[begin RECORDS FOR THE TASK]

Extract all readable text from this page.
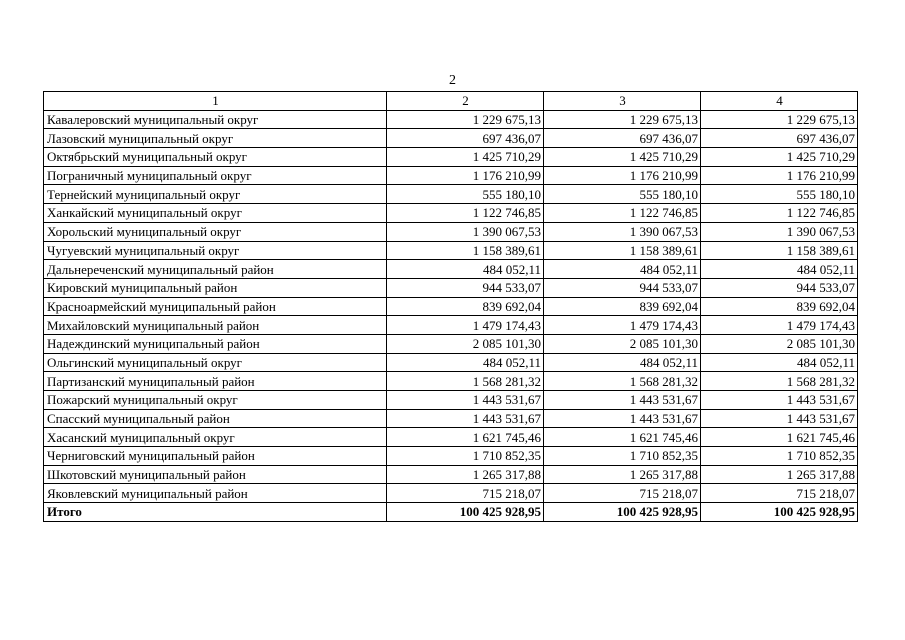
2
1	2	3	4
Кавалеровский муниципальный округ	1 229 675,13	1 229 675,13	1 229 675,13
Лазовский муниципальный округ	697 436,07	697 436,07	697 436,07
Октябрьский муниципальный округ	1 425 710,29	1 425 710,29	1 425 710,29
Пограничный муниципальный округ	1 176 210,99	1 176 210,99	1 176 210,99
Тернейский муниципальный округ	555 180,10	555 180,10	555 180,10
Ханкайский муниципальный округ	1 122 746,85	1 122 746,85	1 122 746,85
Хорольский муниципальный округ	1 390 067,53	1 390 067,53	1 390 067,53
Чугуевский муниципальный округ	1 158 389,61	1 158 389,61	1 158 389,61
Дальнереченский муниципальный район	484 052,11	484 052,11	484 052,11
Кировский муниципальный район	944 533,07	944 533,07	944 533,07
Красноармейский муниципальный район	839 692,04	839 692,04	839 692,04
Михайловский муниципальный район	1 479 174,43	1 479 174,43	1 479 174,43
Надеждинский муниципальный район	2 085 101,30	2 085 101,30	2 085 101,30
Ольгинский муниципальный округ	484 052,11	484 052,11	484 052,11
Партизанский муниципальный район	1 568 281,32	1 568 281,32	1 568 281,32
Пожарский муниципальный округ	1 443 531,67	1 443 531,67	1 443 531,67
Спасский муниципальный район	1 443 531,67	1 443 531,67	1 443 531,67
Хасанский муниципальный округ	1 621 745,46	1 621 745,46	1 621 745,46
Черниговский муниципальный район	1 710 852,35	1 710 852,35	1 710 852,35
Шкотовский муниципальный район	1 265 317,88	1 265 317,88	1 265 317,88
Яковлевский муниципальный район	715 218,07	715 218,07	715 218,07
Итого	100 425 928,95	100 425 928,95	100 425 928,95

[end RECORDS FOR THE TASK]
[begin RECORDS FOR THE TASK]

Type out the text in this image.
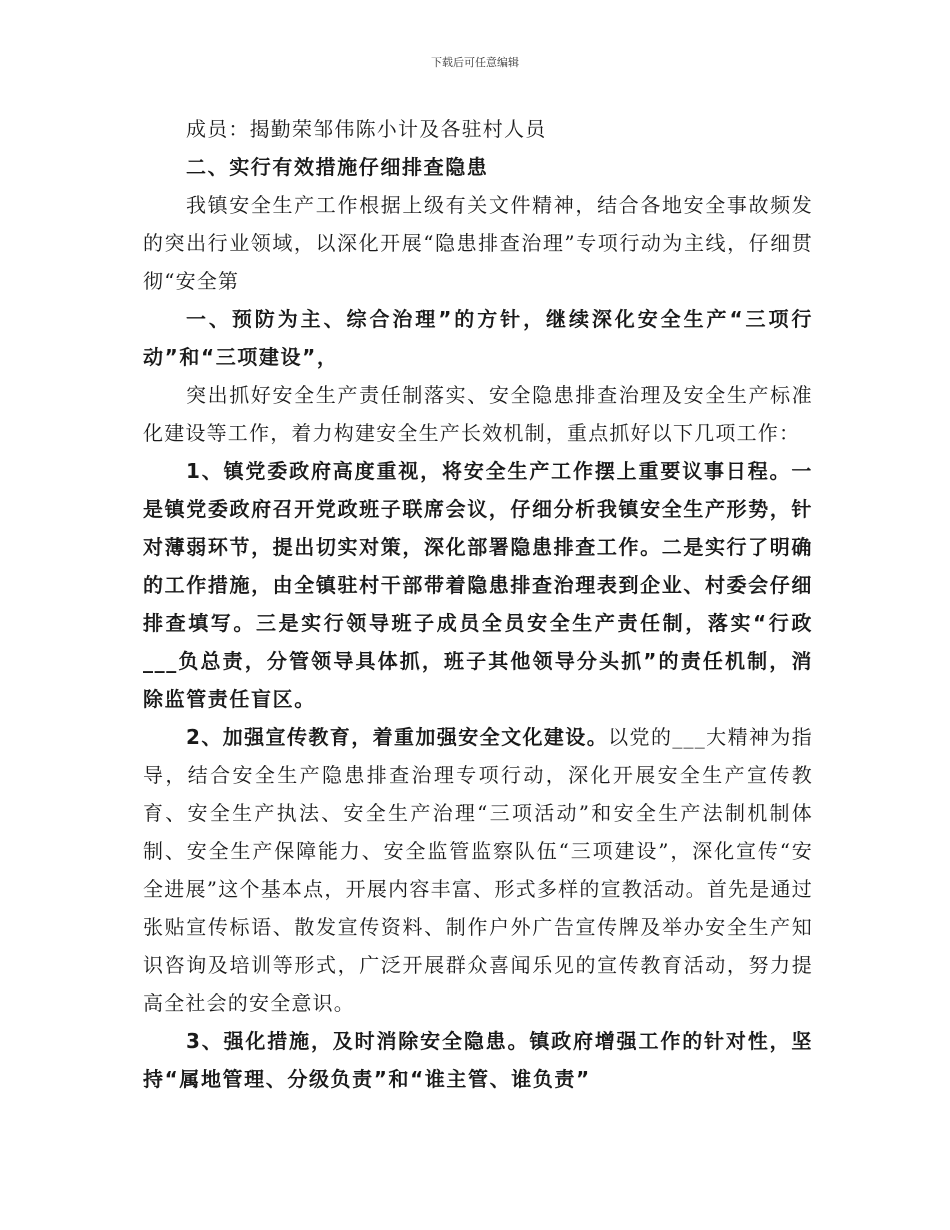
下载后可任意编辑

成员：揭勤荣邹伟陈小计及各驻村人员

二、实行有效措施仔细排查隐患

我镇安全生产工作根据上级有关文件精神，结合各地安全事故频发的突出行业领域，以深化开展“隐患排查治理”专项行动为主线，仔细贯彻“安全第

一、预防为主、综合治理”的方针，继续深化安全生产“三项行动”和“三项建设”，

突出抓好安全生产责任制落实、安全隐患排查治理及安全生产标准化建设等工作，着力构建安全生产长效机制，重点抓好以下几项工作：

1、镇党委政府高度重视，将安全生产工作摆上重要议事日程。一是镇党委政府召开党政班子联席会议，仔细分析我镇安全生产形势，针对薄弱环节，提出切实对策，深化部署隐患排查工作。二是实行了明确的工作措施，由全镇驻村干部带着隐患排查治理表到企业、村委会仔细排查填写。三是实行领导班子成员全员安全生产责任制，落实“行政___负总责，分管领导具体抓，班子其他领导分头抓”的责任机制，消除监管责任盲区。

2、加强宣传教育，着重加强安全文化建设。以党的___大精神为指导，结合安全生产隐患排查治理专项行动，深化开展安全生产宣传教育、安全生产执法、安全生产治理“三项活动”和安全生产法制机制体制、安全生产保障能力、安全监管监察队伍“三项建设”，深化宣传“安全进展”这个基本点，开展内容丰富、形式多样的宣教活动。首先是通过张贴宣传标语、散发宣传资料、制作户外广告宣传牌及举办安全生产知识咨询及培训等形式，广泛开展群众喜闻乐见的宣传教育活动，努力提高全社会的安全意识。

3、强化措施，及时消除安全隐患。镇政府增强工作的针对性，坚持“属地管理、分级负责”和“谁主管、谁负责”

[end RECORDS FOR THE TASK]
[begin RECORDS FOR THE TASK]

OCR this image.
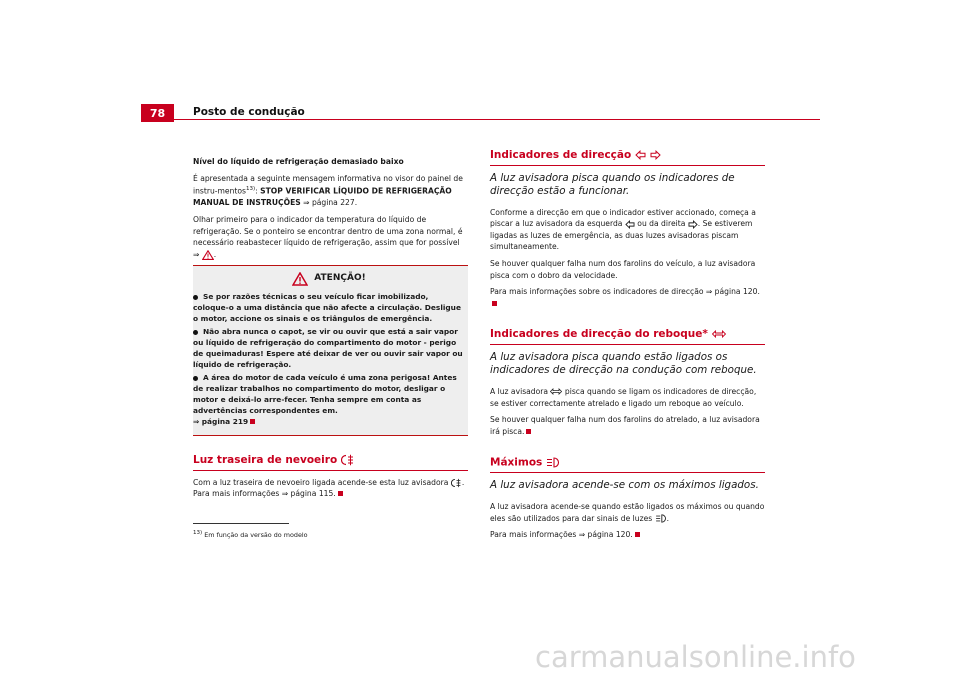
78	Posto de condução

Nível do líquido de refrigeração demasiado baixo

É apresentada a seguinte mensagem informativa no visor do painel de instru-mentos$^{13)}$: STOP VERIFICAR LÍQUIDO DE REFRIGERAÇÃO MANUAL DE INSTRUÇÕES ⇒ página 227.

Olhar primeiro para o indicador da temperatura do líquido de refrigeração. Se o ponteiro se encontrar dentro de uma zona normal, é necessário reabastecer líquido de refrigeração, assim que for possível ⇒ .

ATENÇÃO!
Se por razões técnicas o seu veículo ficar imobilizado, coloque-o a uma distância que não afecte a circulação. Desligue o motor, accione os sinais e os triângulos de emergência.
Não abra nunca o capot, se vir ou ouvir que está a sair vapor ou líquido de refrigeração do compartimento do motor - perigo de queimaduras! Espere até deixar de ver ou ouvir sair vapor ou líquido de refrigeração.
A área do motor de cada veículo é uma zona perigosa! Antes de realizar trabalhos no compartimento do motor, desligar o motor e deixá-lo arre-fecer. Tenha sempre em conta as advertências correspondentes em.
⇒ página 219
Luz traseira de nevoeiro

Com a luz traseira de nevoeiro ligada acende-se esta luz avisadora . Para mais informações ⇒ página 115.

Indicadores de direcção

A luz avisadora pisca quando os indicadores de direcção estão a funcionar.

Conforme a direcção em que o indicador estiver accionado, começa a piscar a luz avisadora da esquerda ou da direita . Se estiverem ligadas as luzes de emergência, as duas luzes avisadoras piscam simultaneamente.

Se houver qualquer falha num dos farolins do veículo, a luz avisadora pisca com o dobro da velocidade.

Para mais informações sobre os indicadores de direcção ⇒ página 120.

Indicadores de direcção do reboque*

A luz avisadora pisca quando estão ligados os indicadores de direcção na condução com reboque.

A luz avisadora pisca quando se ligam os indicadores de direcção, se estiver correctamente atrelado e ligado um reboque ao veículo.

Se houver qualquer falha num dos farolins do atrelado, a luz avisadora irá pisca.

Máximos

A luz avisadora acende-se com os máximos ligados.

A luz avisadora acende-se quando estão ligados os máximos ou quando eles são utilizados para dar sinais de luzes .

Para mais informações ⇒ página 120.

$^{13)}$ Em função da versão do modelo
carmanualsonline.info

[end RECORDS FOR THE TASK]

◆ WHAT IS NEEDED:
Every line containing the string "atrelado" must be listed.

◆ COMPLETED TASK:
A luz avisadora pisca quando se ligam os indicadores de direcção, se estiver correctamente atrelado e ligado um reboque ao veículo.
Se houver qualquer falha num dos farolins do atrelado, a luz avisadora irá pisca.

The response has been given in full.